| Stated problem |
Copy out each line of the listing that has the word "贴于人体穴位处" in it.

▶

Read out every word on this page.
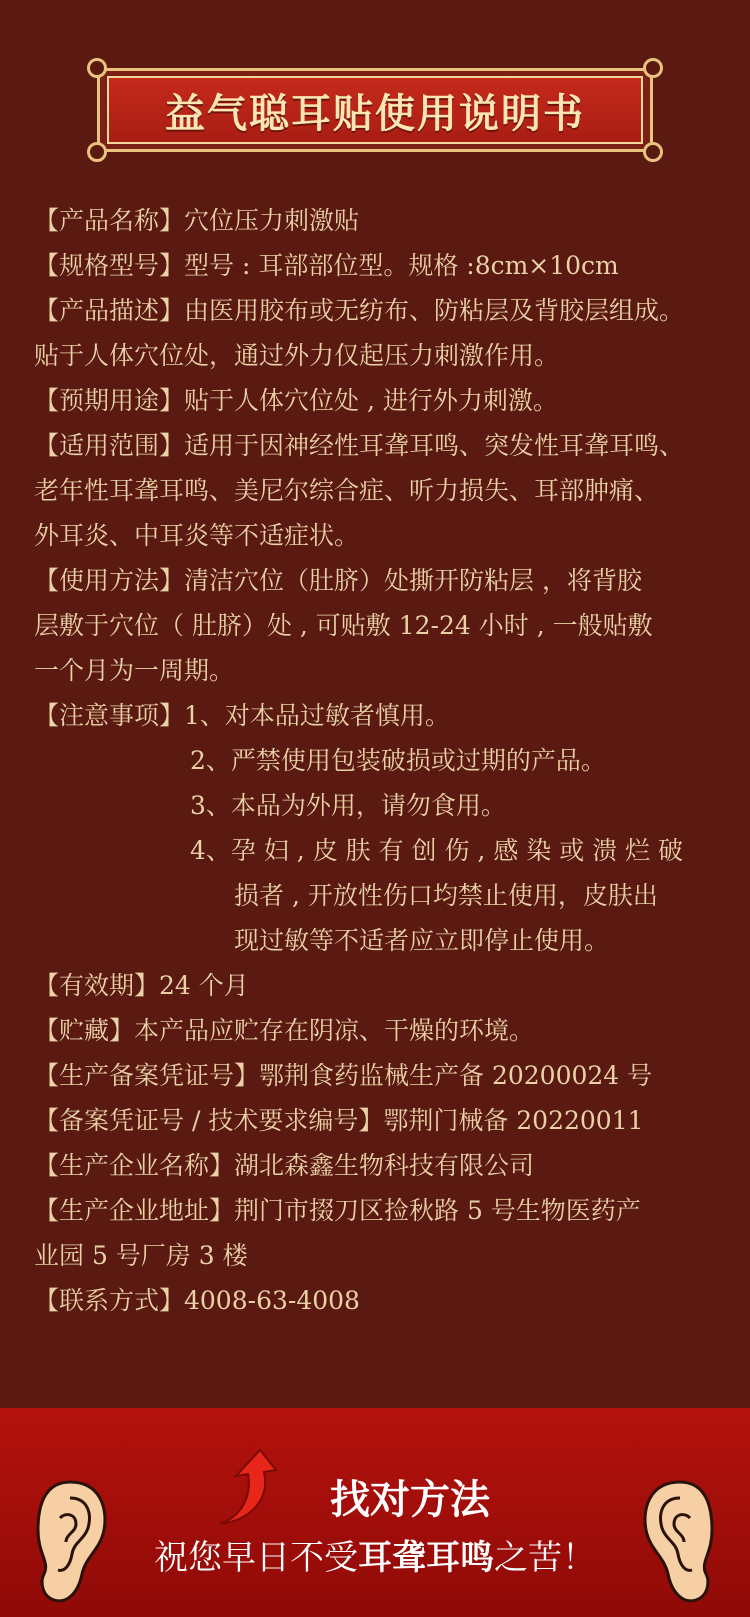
益气聪耳贴使用说明书
【产品名称】穴位压力刺激贴
【规格型号】型号 : 耳部部位型。规格 :8cm×10cm
【产品描述】由医用胶布或无纺布、防粘层及背胶层组成。
贴于人体穴位处，通过外力仅起压力刺激作用。
【预期用途】贴于人体穴位处 , 进行外力刺激。
【适用范围】适用于因神经性耳聋耳鸣、突发性耳聋耳鸣、
老年性耳聋耳鸣、美尼尔综合症、听力损失、耳部肿痛、
外耳炎、中耳炎等不适症状。
【使用方法】清洁穴位（肚脐）处撕开防粘层 ，将背胶
层敷于穴位（ 肚脐）处 , 可贴敷 12-24 小时 , 一般贴敷
一个月为一周期。
【注意事项】1、对本品过敏者慎用。
2、严禁使用包装破损或过期的产品。
3、本品为外用，请勿食用。
4、孕 妇 , 皮 肤 有 创 伤 , 感 染 或 溃 烂 破
损者 , 开放性伤口均禁止使用，皮肤出
现过敏等不适者应立即停止使用。
【有效期】24 个月
【贮藏】本产品应贮存在阴凉、干燥的环境。
【生产备案凭证号】鄂荆食药监械生产备 20200024 号
【备案凭证号 / 技术要求编号】鄂荆门械备 20220011
【生产企业名称】湖北森鑫生物科技有限公司
【生产企业地址】荆门市掇刀区捡秋路 5 号生物医药产
业园 5 号厂房 3 楼
【联系方式】4008-63-4008
找对方法
祝您早日不受耳聋耳鸣之苦！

◀

| Reply |
贴于人体穴位处，通过外力仅起压力刺激作用。
【预期用途】贴于人体穴位处 , 进行外力刺激。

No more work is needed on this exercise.